Extracts from a graphics dataset
=-=-=

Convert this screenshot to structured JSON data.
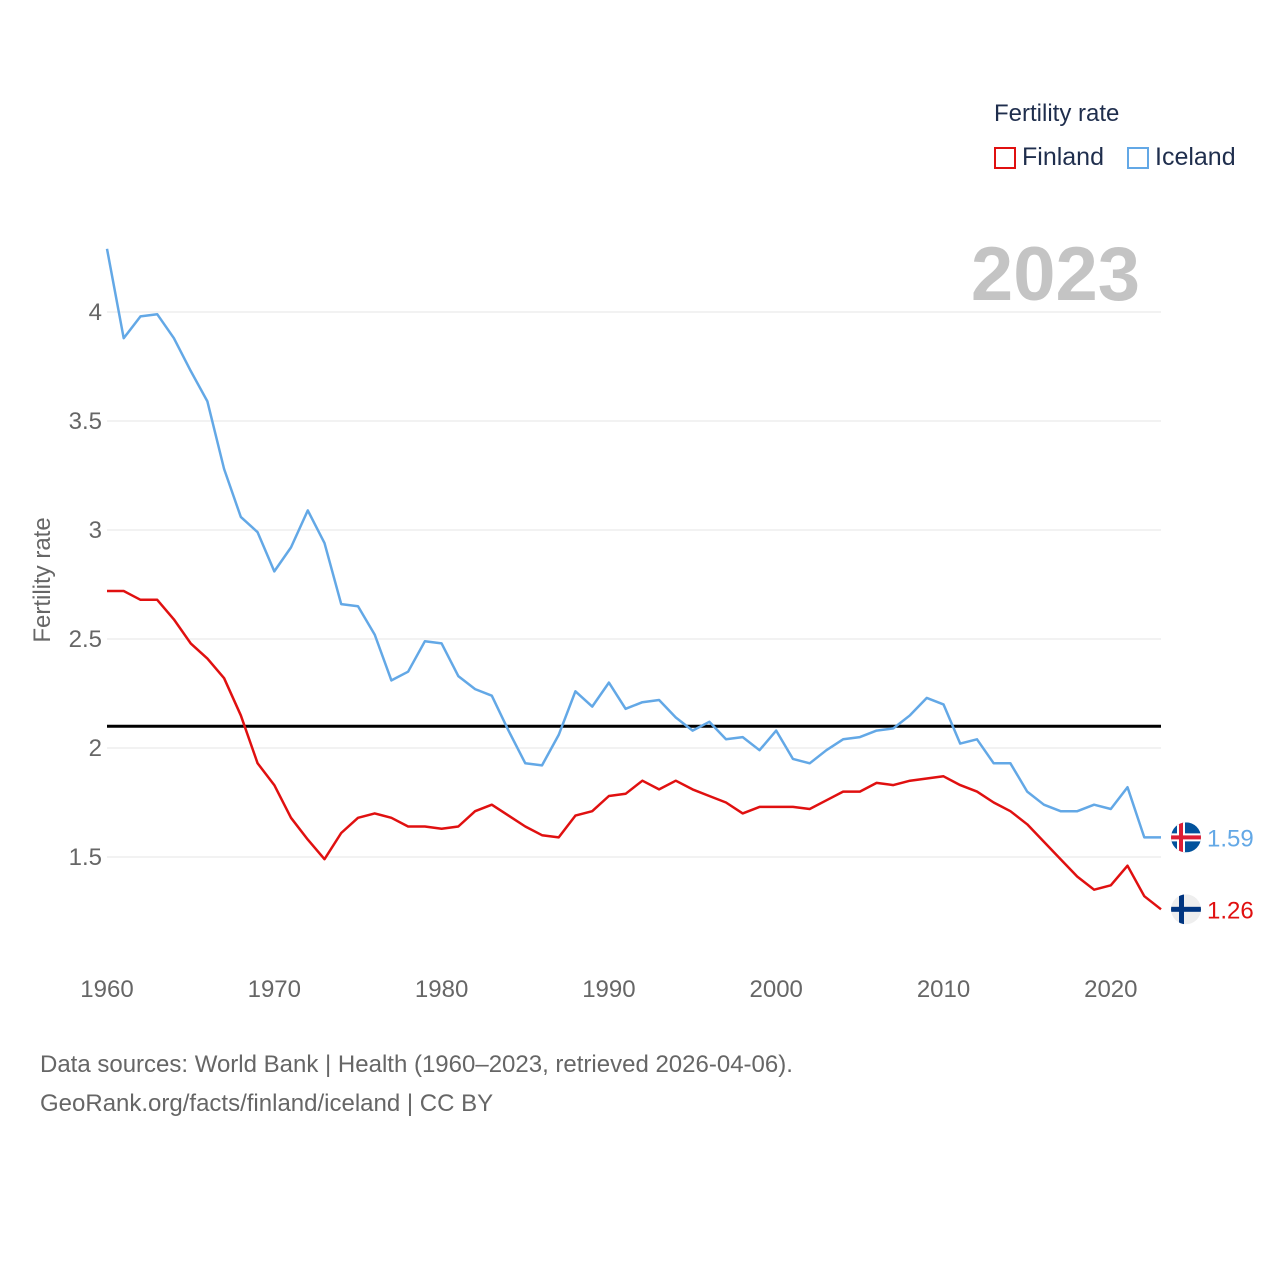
{
  "legend": {
    "title": "Fertility rate",
    "items": [
      {
        "label": "Finland",
        "color": "#e01010"
      },
      {
        "label": "Iceland",
        "color": "#63a8e6"
      }
    ]
  },
  "year_label": "2023",
  "footer": {
    "line1": "Data sources: World Bank | Health (1960–2023, retrieved 2026-04-06).",
    "line2": "GeoRank.org/facts/finland/iceland | CC BY"
  },
  "chart_data": {
    "type": "line",
    "ylabel": "Fertility rate",
    "xlabel": "",
    "xlim": [
      1960,
      2023
    ],
    "ylim": [
      1.2,
      4.3
    ],
    "x_ticks": [
      1960,
      1970,
      1980,
      1990,
      2000,
      2010,
      2020
    ],
    "y_ticks": [
      1.5,
      2,
      2.5,
      3,
      3.5,
      4
    ],
    "y_tick_labels": [
      "1.5",
      "2",
      "2.5",
      "3",
      "3.5",
      "4"
    ],
    "reference_line": 2.1,
    "x": [
      1960,
      1961,
      1962,
      1963,
      1964,
      1965,
      1966,
      1967,
      1968,
      1969,
      1970,
      1971,
      1972,
      1973,
      1974,
      1975,
      1976,
      1977,
      1978,
      1979,
      1980,
      1981,
      1982,
      1983,
      1984,
      1985,
      1986,
      1987,
      1988,
      1989,
      1990,
      1991,
      1992,
      1993,
      1994,
      1995,
      1996,
      1997,
      1998,
      1999,
      2000,
      2001,
      2002,
      2003,
      2004,
      2005,
      2006,
      2007,
      2008,
      2009,
      2010,
      2011,
      2012,
      2013,
      2014,
      2015,
      2016,
      2017,
      2018,
      2019,
      2020,
      2021,
      2022,
      2023
    ],
    "series": [
      {
        "name": "Finland",
        "color": "#e01010",
        "end_label": "1.26",
        "values": [
          2.72,
          2.72,
          2.68,
          2.68,
          2.59,
          2.48,
          2.41,
          2.32,
          2.15,
          1.93,
          1.83,
          1.68,
          1.58,
          1.49,
          1.61,
          1.68,
          1.7,
          1.68,
          1.64,
          1.64,
          1.63,
          1.64,
          1.71,
          1.74,
          1.69,
          1.64,
          1.6,
          1.59,
          1.69,
          1.71,
          1.78,
          1.79,
          1.85,
          1.81,
          1.85,
          1.81,
          1.78,
          1.75,
          1.7,
          1.73,
          1.73,
          1.73,
          1.72,
          1.76,
          1.8,
          1.8,
          1.84,
          1.83,
          1.85,
          1.86,
          1.87,
          1.83,
          1.8,
          1.75,
          1.71,
          1.65,
          1.57,
          1.49,
          1.41,
          1.35,
          1.37,
          1.46,
          1.32,
          1.26
        ]
      },
      {
        "name": "Iceland",
        "color": "#63a8e6",
        "end_label": "1.59",
        "values": [
          4.29,
          3.88,
          3.98,
          3.99,
          3.88,
          3.73,
          3.59,
          3.28,
          3.06,
          2.99,
          2.81,
          2.92,
          3.09,
          2.94,
          2.66,
          2.65,
          2.52,
          2.31,
          2.35,
          2.49,
          2.48,
          2.33,
          2.27,
          2.24,
          2.08,
          1.93,
          1.92,
          2.06,
          2.26,
          2.19,
          2.3,
          2.18,
          2.21,
          2.22,
          2.14,
          2.08,
          2.12,
          2.04,
          2.05,
          1.99,
          2.08,
          1.95,
          1.93,
          1.99,
          2.04,
          2.05,
          2.08,
          2.09,
          2.15,
          2.23,
          2.2,
          2.02,
          2.04,
          1.93,
          1.93,
          1.8,
          1.74,
          1.71,
          1.71,
          1.74,
          1.72,
          1.82,
          1.59,
          1.59
        ]
      }
    ]
  }
}
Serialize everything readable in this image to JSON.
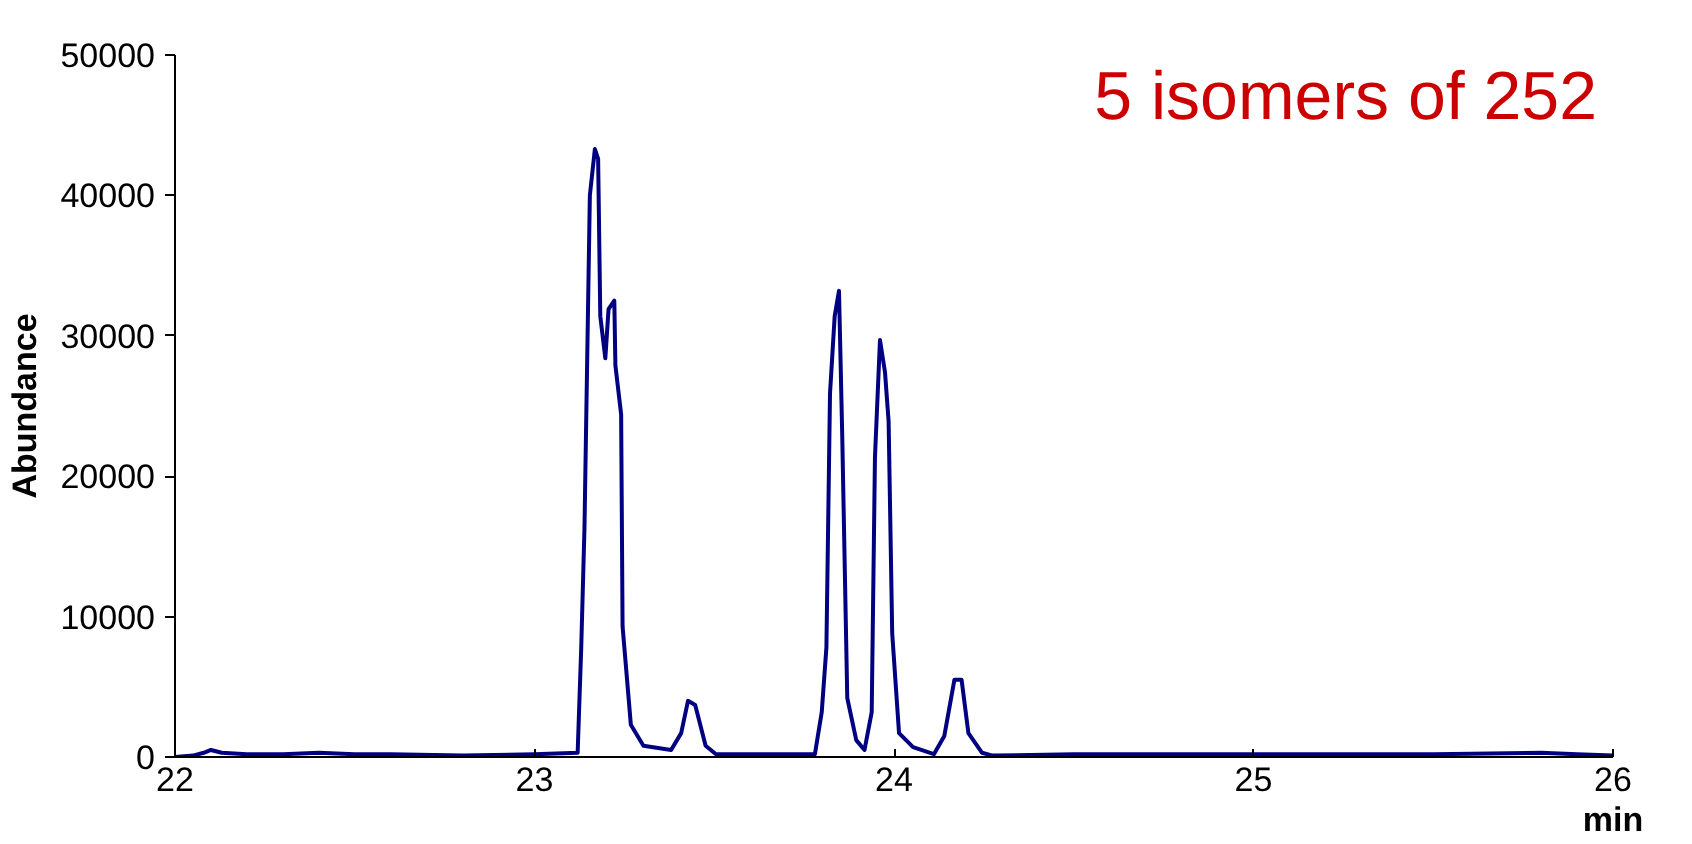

=-=-=

Problem requirements: Leaving aside the images, write out the entries above word for word.

Problem solution:
Convert this screenshot to structured JSON data.
{
  "legend": {
    "title": "Fertility rate",
    "items": [
      {
        "label": "Finland",
        "color": "#e01010"
      },
      {
        "label": "Iceland",
        "color": "#63a8e6"
      }
    ]
  },
  "year_label": "2023",
  "footer": {
    "line1": "Data sources: World Bank | Health (1960–2023, retrieved 2026-04-06).",
    "line2": "GeoRank.org/facts/finland/iceland | CC BY"
  },
  "chart_data": {
    "type": "line",
    "ylabel": "Fertility rate",
    "xlabel": "",
    "xlim": [
      1960,
      2023
    ],
    "ylim": [
      1.2,
      4.3
    ],
    "x_ticks": [
      1960,
      1970,
      1980,
      1990,
      2000,
      2010,
      2020
    ],
    "y_ticks": [
      1.5,
      2,
      2.5,
      3,
      3.5,
      4
    ],
    "y_tick_labels": [
      "1.5",
      "2",
      "2.5",
      "3",
      "3.5",
      "4"
    ],
    "reference_line": 2.1,
    "x": [
      1960,
      1961,
      1962,
      1963,
      1964,
      1965,
      1966,
      1967,
      1968,
      1969,
      1970,
      1971,
      1972,
      1973,
      1974,
      1975,
      1976,
      1977,
      1978,
      1979,
      1980,
      1981,
      1982,
      1983,
      1984,
      1985,
      1986,
      1987,
      1988,
      1989,
      1990,
      1991,
      1992,
      1993,
      1994,
      1995,
      1996,
      1997,
      1998,
      1999,
      2000,
      2001,
      2002,
      2003,
      2004,
      2005,
      2006,
      2007,
      2008,
      2009,
      2010,
      2011,
      2012,
      2013,
      2014,
      2015,
      2016,
      2017,
      2018,
      2019,
      2020,
      2021,
      2022,
      2023
    ],
    "series": [
      {
        "name": "Finland",
        "color": "#e01010",
        "end_label": "1.26",
        "values": [
          2.72,
          2.72,
          2.68,
          2.68,
          2.59,
          2.48,
          2.41,
          2.32,
          2.15,
          1.93,
          1.83,
          1.68,
          1.58,
          1.49,
          1.61,
          1.68,
          1.7,
          1.68,
          1.64,
          1.64,
          1.63,
          1.64,
          1.71,
          1.74,
          1.69,
          1.64,
          1.6,
          1.59,
          1.69,
          1.71,
          1.78,
          1.79,
          1.85,
          1.81,
          1.85,
          1.81,
          1.78,
          1.75,
          1.7,
          1.73,
          1.73,
          1.73,
          1.72,
          1.76,
          1.8,
          1.8,
          1.84,
          1.83,
          1.85,
          1.86,
          1.87,
          1.83,
          1.8,
          1.75,
          1.71,
          1.65,
          1.57,
          1.49,
          1.41,
          1.35,
          1.37,
          1.46,
          1.32,
          1.26
        ]
      },
      {
        "name": "Iceland",
        "color": "#63a8e6",
        "end_label": "1.59",
        "values": [
          4.29,
          3.88,
          3.98,
          3.99,
          3.88,
          3.73,
          3.59,
          3.28,
          3.06,
          2.99,
          2.81,
          2.92,
          3.09,
          2.94,
          2.66,
          2.65,
          2.52,
          2.31,
          2.35,
          2.49,
          2.48,
          2.33,
          2.27,
          2.24,
          2.08,
          1.93,
          1.92,
          2.06,
          2.26,
          2.19,
          2.3,
          2.18,
          2.21,
          2.22,
          2.14,
          2.08,
          2.12,
          2.04,
          2.05,
          1.99,
          2.08,
          1.95,
          1.93,
          1.99,
          2.04,
          2.05,
          2.08,
          2.09,
          2.15,
          2.23,
          2.2,
          2.02,
          2.04,
          1.93,
          1.93,
          1.8,
          1.74,
          1.71,
          1.71,
          1.74,
          1.72,
          1.82,
          1.59,
          1.59
        ]
      }
    ]
  }
}
Serialize everything readable in this image to JSON.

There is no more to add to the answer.